▶ [THE PROBLEM]
Without the pictures, can you quote each line below exactly?

---------- ITEMS ----------

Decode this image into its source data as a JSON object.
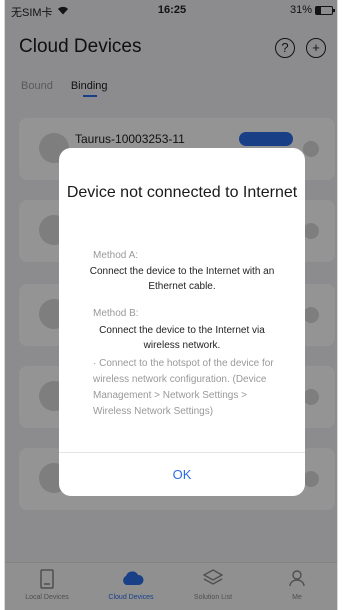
{
  "status_bar": {
    "carrier": "无SIM卡",
    "time": "16:25",
    "battery": "31%",
    "battery_level": 0.31
  },
  "header": {
    "title": "Cloud Devices",
    "help_icon": "question-circle-icon",
    "add_icon": "plus-circle-icon"
  },
  "tabs": [
    {
      "label": "Bound",
      "active": false
    },
    {
      "label": "Binding",
      "active": true
    }
  ],
  "cards": [
    {
      "title": "Taurus-10003253-11"
    }
  ],
  "dialog": {
    "title": "Device not connected to Internet",
    "method_a_label": "Method A:",
    "method_a_text": "Connect the device to the Internet with an Ethernet cable.",
    "method_b_label": "Method B:",
    "method_b_text": "Connect the device to the Internet via wireless network.",
    "method_b_note": "· Connect to the hotspot of the device for wireless network configuration. (Device Management > Network Settings > Wireless Network Settings)",
    "ok_label": "OK"
  },
  "bottom_nav": [
    {
      "label": "Local Devices",
      "icon": "local-devices-icon",
      "active": false
    },
    {
      "label": "Cloud Devices",
      "icon": "cloud-icon",
      "active": true
    },
    {
      "label": "Solution List",
      "icon": "layers-icon",
      "active": false
    },
    {
      "label": "Me",
      "icon": "person-icon",
      "active": false
    }
  ],
  "colors": {
    "accent": "#2b6de8",
    "overlay": "rgba(0,0,0,0.42)"
  }
}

----------

▶ [EXERCISE OUTPUT]
Decode this image into its source data as a JSON object.
{
  "status_bar": {
    "carrier": "无SIM卡",
    "time": "16:25",
    "battery": "31%",
    "battery_level": 0.31
  },
  "header": {
    "title": "Cloud Devices",
    "help_icon": "question-circle-icon",
    "add_icon": "plus-circle-icon"
  },
  "tabs": [
    {
      "label": "Bound",
      "active": false
    },
    {
      "label": "Binding",
      "active": true
    }
  ],
  "cards": [
    {
      "title": "Taurus-10003253-11"
    }
  ],
  "dialog": {
    "title": "Device not connected to Internet",
    "method_a_label": "Method A:",
    "method_a_text": "Connect the device to the Internet with an Ethernet cable.",
    "method_b_label": "Method B:",
    "method_b_text": "Connect the device to the Internet via wireless network.",
    "method_b_note": "· Connect to the hotspot of the device for wireless network configuration. (Device Management > Network Settings > Wireless Network Settings)",
    "ok_label": "OK"
  },
  "bottom_nav": [
    {
      "label": "Local Devices",
      "icon": "local-devices-icon",
      "active": false
    },
    {
      "label": "Cloud Devices",
      "icon": "cloud-icon",
      "active": true
    },
    {
      "label": "Solution List",
      "icon": "layers-icon",
      "active": false
    },
    {
      "label": "Me",
      "icon": "person-icon",
      "active": false
    }
  ],
  "colors": {
    "accent": "#2b6de8",
    "overlay": "rgba(0,0,0,0.42)"
  }
}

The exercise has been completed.